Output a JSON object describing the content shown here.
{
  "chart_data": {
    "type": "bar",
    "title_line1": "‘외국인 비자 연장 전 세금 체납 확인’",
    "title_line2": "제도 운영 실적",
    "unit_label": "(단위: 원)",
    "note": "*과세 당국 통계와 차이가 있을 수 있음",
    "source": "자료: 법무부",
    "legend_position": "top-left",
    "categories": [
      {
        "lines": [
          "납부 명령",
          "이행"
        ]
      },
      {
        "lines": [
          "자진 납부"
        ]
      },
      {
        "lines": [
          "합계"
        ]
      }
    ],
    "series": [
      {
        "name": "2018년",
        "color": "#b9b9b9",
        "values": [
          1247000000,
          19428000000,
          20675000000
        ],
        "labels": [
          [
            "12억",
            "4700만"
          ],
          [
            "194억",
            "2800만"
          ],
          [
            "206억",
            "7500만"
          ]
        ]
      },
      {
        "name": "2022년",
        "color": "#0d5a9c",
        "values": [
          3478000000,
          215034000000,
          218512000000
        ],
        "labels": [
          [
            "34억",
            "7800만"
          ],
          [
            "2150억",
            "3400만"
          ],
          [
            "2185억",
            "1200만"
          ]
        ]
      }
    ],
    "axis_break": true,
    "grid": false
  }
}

|---|

▸ WRITTEN REQUEST: Output the lines above verbatim and in full.

▸ RESPONSE BELOW:
Output a JSON object describing the content shown here.
{
  "chart_data": {
    "type": "bar",
    "title_line1": "‘외국인 비자 연장 전 세금 체납 확인’",
    "title_line2": "제도 운영 실적",
    "unit_label": "(단위: 원)",
    "note": "*과세 당국 통계와 차이가 있을 수 있음",
    "source": "자료: 법무부",
    "legend_position": "top-left",
    "categories": [
      {
        "lines": [
          "납부 명령",
          "이행"
        ]
      },
      {
        "lines": [
          "자진 납부"
        ]
      },
      {
        "lines": [
          "합계"
        ]
      }
    ],
    "series": [
      {
        "name": "2018년",
        "color": "#b9b9b9",
        "values": [
          1247000000,
          19428000000,
          20675000000
        ],
        "labels": [
          [
            "12억",
            "4700만"
          ],
          [
            "194억",
            "2800만"
          ],
          [
            "206억",
            "7500만"
          ]
        ]
      },
      {
        "name": "2022년",
        "color": "#0d5a9c",
        "values": [
          3478000000,
          215034000000,
          218512000000
        ],
        "labels": [
          [
            "34억",
            "7800만"
          ],
          [
            "2150억",
            "3400만"
          ],
          [
            "2185억",
            "1200만"
          ]
        ]
      }
    ],
    "axis_break": true,
    "grid": false
  }
}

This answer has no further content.